Listed below are entries; give the number of lines among them that include "this", and only that number.

Material provided →
|---|

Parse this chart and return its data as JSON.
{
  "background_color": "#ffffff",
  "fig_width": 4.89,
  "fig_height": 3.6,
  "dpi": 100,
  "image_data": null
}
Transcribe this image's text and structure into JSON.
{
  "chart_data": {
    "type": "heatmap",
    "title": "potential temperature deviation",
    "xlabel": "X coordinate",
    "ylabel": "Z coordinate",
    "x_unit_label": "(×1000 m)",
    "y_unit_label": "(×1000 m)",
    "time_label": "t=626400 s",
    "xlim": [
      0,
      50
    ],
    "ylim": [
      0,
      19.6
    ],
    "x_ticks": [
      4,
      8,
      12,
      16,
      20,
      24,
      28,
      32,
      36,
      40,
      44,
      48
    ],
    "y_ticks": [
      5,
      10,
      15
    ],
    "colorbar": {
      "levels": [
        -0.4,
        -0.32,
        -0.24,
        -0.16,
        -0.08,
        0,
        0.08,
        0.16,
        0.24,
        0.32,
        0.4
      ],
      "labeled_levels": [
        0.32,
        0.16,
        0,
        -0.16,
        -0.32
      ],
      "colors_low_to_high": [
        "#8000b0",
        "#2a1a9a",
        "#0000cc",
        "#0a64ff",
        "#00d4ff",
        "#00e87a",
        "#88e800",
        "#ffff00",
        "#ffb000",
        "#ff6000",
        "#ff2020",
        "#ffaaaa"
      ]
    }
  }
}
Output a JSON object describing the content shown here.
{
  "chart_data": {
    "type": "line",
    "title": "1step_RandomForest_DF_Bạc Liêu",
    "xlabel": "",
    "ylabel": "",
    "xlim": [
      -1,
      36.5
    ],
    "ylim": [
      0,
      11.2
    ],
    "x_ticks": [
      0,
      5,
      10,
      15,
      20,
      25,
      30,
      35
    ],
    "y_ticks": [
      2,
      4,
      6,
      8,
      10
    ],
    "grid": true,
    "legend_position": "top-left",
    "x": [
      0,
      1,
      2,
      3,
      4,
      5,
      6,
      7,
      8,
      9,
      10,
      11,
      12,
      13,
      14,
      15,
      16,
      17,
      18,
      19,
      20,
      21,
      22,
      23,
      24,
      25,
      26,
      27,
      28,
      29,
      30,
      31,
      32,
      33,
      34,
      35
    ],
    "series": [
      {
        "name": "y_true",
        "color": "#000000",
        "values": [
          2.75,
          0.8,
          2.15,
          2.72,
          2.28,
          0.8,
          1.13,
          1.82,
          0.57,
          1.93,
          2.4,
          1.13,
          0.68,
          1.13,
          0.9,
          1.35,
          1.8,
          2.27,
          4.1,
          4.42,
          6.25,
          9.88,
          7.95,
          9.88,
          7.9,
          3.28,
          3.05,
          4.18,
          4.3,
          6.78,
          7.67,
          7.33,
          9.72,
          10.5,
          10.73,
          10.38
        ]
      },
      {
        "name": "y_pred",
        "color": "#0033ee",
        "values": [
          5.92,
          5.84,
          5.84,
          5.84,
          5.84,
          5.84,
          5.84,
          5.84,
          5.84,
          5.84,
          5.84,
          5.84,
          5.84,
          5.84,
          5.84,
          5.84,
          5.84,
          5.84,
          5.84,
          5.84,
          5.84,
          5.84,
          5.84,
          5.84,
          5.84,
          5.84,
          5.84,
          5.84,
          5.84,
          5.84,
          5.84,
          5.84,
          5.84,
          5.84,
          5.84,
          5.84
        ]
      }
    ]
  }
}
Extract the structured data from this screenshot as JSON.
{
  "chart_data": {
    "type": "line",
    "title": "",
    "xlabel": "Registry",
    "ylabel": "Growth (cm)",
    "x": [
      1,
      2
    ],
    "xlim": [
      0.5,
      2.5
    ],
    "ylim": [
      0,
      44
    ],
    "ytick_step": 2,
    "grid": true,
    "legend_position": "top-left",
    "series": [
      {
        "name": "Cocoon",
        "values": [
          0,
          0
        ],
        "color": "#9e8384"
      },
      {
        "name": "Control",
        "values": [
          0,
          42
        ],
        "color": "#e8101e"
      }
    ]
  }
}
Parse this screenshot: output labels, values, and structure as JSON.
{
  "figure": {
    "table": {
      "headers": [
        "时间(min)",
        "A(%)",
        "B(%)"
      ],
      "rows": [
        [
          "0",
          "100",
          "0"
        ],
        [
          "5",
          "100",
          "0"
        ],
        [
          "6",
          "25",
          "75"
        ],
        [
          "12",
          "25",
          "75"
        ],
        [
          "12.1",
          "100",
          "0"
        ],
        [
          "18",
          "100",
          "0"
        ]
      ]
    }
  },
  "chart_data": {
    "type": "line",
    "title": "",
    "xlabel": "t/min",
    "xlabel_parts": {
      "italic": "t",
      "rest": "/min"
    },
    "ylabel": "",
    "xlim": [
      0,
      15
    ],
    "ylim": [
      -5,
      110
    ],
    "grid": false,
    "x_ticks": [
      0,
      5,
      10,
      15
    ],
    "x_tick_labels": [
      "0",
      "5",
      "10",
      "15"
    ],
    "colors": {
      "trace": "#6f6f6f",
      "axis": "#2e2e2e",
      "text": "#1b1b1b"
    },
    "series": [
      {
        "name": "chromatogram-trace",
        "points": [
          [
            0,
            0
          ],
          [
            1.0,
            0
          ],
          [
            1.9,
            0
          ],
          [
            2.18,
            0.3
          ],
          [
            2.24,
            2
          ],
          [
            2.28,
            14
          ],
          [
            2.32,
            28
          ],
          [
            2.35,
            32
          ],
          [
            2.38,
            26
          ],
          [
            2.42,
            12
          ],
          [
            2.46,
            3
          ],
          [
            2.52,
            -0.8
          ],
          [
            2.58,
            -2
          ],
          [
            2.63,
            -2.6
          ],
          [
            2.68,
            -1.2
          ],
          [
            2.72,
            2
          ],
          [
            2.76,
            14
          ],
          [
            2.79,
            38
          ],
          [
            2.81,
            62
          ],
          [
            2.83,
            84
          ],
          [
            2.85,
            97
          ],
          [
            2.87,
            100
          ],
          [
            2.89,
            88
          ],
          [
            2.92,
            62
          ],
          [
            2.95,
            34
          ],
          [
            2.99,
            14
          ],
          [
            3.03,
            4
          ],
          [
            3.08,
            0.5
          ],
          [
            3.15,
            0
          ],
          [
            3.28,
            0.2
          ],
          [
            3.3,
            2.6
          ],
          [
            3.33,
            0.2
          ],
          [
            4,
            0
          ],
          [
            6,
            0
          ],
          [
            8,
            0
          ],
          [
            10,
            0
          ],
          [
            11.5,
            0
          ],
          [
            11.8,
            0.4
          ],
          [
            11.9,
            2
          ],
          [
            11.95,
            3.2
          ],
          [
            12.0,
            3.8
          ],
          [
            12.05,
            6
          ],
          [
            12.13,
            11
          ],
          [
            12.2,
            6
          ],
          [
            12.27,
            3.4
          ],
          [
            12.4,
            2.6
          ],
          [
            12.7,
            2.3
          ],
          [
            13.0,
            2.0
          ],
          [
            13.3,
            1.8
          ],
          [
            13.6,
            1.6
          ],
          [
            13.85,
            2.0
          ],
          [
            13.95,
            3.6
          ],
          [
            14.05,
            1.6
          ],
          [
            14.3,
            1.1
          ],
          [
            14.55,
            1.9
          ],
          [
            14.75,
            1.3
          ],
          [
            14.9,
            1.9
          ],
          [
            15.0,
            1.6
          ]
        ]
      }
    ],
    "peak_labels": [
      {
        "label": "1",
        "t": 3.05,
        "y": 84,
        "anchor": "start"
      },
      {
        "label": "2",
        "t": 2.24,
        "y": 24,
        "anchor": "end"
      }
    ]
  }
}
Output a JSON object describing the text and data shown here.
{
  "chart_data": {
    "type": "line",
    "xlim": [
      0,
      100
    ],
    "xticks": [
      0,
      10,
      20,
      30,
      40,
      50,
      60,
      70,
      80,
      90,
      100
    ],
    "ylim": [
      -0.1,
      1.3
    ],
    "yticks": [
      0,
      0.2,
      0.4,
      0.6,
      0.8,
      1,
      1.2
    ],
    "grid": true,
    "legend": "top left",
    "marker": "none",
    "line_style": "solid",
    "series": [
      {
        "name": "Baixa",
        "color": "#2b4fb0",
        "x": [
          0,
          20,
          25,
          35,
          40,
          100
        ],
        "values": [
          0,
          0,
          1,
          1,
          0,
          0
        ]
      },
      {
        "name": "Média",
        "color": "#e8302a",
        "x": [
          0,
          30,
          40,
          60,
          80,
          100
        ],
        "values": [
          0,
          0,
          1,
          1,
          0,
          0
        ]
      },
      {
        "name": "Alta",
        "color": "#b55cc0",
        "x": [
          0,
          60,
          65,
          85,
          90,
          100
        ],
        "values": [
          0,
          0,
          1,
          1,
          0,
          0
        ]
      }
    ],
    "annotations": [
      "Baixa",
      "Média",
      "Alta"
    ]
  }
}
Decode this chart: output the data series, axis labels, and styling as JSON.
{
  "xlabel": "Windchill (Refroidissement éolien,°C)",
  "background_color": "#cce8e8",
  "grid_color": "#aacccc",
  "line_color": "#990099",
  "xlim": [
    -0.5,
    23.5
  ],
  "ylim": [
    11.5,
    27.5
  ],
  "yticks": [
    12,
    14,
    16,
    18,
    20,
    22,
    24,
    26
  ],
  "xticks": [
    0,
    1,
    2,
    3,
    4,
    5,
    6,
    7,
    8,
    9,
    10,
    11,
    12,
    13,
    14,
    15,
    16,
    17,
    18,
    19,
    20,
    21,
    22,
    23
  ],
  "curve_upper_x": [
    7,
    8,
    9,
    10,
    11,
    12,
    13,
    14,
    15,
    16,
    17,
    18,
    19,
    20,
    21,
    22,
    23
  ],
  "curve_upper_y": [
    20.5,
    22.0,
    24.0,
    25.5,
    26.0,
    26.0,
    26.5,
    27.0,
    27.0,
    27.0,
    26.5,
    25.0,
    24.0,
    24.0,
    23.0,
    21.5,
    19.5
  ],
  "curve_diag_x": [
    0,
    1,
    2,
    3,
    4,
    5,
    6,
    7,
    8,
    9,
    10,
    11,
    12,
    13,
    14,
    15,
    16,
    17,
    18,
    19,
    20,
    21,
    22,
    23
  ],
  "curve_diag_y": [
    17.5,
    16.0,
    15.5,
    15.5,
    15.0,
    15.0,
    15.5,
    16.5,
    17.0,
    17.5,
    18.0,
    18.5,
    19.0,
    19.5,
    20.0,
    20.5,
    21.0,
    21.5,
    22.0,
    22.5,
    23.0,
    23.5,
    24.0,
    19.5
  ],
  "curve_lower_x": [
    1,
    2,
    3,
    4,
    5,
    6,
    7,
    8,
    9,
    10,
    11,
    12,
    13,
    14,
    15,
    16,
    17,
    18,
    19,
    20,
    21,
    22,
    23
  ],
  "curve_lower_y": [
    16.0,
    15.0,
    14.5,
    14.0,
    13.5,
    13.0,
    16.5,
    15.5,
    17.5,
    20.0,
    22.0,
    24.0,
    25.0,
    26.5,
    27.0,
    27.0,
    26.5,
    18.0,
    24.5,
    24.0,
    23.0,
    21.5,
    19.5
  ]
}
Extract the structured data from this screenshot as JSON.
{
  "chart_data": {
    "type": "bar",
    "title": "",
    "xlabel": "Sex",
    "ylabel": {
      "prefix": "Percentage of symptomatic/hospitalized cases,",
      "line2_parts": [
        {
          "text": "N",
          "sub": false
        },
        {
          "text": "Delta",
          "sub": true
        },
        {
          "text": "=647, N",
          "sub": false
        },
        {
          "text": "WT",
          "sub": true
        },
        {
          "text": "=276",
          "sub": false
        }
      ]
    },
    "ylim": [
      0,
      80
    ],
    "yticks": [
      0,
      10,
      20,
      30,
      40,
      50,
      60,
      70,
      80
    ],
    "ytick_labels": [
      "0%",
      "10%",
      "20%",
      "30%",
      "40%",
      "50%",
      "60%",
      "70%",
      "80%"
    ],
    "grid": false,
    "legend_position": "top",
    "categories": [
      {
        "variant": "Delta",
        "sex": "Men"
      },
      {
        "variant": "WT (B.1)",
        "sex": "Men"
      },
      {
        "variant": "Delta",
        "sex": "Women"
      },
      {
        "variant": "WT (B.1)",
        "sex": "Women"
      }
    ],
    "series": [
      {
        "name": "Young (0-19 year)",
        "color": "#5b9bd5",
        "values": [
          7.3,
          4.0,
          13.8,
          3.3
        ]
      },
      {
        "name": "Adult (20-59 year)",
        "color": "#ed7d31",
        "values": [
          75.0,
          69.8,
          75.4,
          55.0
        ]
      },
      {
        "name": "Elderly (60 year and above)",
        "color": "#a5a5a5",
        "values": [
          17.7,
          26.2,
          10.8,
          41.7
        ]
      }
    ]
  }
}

|---|

Written reply → 6